• [PROBLEM]: Rewrite the steelhead fishing thread from "## Lamarsh (Aug" to "tackle can be.", changing "hot n tots" to "wiggle warts".

• [EXTRACTED TEXT]:
▼▼▼

I recently moved into the area after fishing south east michigan tribs and lake erie for a long time. I currently run centerpins and spinning gear quite frequently and every so often I will throw a fly rod around for a while just for the charismatic qualities. If you had one technique to utlilize in NE michigan for steelhead, what would it be? The fish I have come across these past few months have been larger and much more intelligent than their lake erie cousins. 

Also, if you could do it all over again, what fly rod for steelies and atlantics would you choose?


----------



## Navydoc69 (Jan 24, 2021)

10ft 8wt fly rod with type IV 10-15ft sink tip. Love when a fresh cromer smashes a swinging fly.


----------



## Lamarsh (Aug 19, 2014)

I fly fish for them quite a bit. Sure, there are many days (maybe most) where floating bags or cranking hot n tots will do better, but I think overall with all the varying tactics available such as stripping streamers, swinging flies, indy rigs with nymphs, bottom bouncing, chuck n duck or tightlining, you can do well and have many options for many different presentations and fly patterns. It's fun to experiment with how versatile fly fishing tackle can be.

▲▲▲

• [LISTING]:
▼▼▼

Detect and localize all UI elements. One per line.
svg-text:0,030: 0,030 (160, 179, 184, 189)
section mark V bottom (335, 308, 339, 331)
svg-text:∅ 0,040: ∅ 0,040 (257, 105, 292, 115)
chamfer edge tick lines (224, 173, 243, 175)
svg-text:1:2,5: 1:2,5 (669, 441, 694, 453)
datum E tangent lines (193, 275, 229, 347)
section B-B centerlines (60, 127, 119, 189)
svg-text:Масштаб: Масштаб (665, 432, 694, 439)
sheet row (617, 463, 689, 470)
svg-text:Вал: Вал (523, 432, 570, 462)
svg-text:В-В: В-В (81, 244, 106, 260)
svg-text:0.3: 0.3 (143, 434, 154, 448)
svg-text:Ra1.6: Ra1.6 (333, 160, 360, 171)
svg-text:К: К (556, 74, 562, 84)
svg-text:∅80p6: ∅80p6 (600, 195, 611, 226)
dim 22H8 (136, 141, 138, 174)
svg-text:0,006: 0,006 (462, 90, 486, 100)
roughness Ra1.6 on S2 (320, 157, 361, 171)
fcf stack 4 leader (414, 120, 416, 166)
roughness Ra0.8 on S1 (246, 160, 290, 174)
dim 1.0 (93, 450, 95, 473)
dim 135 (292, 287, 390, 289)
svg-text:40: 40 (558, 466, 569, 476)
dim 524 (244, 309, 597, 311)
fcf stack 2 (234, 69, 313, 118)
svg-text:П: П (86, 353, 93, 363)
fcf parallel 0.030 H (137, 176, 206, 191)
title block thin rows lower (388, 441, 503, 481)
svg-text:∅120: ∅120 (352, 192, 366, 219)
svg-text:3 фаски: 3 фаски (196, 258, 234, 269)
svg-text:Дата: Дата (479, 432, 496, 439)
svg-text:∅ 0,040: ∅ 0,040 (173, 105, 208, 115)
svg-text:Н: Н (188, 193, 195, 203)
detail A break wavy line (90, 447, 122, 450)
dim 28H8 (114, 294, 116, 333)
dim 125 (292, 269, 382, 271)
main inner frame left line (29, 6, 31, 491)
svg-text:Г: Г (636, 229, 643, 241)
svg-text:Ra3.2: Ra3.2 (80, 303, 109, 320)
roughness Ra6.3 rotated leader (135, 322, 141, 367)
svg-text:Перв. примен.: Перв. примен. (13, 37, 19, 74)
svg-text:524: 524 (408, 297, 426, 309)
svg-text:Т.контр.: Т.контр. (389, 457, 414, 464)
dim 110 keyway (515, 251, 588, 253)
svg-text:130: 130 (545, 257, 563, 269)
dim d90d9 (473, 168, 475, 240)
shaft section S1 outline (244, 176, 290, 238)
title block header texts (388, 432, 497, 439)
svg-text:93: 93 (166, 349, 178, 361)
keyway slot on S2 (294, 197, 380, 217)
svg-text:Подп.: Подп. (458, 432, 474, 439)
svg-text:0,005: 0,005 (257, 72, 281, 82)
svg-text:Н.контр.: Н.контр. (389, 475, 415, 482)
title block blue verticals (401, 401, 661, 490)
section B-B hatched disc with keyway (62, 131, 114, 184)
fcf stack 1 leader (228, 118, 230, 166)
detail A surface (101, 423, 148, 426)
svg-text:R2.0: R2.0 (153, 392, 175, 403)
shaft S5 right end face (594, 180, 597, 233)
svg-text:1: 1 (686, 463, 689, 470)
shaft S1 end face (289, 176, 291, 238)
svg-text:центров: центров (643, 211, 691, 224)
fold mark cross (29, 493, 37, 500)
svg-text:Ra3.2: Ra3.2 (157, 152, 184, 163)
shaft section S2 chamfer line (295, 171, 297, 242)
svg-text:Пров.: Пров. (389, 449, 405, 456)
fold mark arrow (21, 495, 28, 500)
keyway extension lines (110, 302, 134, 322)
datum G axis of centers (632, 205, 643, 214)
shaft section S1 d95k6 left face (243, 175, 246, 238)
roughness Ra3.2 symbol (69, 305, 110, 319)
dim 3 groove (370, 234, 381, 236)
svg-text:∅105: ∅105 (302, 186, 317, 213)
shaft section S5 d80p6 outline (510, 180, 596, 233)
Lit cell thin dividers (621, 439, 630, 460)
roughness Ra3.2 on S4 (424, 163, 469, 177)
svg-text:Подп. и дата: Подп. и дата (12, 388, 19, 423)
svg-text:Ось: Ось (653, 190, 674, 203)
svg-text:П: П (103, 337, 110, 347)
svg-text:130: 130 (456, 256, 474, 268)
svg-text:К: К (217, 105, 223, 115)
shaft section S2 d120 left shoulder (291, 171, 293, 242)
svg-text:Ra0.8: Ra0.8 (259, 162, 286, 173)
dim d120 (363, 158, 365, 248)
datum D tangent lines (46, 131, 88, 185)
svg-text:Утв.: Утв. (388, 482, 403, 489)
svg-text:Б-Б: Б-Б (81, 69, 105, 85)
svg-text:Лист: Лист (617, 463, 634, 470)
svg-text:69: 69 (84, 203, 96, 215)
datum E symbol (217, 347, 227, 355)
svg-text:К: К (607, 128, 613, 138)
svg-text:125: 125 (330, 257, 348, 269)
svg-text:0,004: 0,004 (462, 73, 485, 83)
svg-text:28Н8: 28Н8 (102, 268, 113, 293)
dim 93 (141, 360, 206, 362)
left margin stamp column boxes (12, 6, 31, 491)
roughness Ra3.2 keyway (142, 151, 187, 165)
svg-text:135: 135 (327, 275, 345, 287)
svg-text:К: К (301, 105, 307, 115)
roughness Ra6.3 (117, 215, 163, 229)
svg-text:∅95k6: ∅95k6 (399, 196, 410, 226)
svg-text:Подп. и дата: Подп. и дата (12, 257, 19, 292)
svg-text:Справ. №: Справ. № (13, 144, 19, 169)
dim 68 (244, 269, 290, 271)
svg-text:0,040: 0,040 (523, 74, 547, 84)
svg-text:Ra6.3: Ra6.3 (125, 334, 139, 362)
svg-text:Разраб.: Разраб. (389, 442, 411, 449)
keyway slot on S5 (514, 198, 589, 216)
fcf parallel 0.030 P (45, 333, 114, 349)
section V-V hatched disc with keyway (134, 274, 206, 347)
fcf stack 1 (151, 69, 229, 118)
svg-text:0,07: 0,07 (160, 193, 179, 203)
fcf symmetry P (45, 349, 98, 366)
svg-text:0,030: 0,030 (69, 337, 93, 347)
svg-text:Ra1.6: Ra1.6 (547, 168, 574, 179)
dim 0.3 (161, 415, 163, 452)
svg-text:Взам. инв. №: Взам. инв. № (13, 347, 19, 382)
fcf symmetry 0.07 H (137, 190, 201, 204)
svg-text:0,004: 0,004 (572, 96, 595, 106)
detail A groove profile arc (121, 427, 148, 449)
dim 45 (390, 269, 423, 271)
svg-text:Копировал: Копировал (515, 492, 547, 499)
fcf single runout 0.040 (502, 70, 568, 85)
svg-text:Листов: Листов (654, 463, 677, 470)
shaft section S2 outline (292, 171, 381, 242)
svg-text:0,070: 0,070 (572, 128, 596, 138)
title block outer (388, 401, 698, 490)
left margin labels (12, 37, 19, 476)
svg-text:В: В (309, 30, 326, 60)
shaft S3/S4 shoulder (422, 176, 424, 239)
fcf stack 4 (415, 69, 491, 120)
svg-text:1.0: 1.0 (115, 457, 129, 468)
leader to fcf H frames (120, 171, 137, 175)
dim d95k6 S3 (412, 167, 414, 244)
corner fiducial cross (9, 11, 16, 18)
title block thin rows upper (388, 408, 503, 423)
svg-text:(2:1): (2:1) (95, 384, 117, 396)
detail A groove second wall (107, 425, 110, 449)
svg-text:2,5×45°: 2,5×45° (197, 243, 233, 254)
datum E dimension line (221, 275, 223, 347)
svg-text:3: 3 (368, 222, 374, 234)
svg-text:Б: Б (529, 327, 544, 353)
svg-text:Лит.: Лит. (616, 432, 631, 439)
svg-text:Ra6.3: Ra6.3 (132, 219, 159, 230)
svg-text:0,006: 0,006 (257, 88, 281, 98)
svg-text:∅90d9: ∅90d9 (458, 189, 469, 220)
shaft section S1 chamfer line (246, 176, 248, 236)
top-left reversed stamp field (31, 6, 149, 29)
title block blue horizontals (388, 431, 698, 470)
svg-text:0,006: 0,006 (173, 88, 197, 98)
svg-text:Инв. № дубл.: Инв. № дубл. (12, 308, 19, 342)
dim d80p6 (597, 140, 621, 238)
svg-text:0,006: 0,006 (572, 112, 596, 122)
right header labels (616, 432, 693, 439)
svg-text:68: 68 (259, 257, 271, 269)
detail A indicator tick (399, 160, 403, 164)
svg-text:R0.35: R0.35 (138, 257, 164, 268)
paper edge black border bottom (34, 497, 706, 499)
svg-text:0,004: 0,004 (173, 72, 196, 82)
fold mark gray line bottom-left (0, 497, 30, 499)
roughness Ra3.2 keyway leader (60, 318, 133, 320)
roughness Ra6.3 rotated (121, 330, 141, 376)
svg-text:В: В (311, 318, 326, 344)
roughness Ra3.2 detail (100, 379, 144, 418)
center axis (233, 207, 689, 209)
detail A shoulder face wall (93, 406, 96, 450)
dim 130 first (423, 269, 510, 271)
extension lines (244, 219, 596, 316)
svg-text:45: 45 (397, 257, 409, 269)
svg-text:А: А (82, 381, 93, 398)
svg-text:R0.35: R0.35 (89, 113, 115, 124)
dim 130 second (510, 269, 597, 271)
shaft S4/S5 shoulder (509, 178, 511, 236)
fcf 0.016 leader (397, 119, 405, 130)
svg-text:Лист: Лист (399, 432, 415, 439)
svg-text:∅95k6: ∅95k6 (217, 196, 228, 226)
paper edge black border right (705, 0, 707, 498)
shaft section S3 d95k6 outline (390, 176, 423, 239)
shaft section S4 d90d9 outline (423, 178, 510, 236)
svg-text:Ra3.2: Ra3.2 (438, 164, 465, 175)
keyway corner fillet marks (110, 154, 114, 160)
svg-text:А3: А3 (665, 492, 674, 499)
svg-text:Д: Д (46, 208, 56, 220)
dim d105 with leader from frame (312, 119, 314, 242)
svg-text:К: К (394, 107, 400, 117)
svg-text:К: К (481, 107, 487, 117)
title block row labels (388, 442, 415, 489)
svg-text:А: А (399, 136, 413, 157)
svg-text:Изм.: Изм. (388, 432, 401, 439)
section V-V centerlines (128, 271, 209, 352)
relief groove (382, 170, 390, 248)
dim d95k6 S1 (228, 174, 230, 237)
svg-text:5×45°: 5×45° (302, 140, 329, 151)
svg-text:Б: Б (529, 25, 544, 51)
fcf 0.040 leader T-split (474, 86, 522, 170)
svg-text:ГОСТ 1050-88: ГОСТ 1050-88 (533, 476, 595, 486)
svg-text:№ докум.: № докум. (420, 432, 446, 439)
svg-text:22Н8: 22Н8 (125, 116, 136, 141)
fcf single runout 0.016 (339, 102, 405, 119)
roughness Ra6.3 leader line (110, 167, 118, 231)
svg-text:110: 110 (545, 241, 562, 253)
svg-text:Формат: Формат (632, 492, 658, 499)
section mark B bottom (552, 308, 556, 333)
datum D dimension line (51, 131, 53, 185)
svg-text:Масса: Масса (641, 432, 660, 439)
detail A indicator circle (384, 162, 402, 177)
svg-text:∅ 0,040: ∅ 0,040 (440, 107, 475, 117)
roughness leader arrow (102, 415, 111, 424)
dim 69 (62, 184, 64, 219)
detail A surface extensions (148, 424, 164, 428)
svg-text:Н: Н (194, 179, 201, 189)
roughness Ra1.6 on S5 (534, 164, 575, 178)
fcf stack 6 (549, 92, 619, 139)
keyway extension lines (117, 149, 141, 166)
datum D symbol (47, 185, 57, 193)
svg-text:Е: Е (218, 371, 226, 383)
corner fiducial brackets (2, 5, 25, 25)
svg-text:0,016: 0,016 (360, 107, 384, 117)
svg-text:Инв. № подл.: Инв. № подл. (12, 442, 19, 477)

▲▲▲

• [WRITTEN RESPONSE]:
## Lamarsh (Aug 19, 2014)

I fly fish for them quite a bit. Sure, there are many days (maybe most) where floating bags or cranking wiggle warts will do better, but I think overall with all the varying tactics available such as stripping streamers, swinging flies, indy rigs with nymphs, bottom bouncing, chuck n duck or tightlining, you can do well and have many options for many different presentations and fly patterns. It's fun to experiment with how versatile fly fishing tackle can be.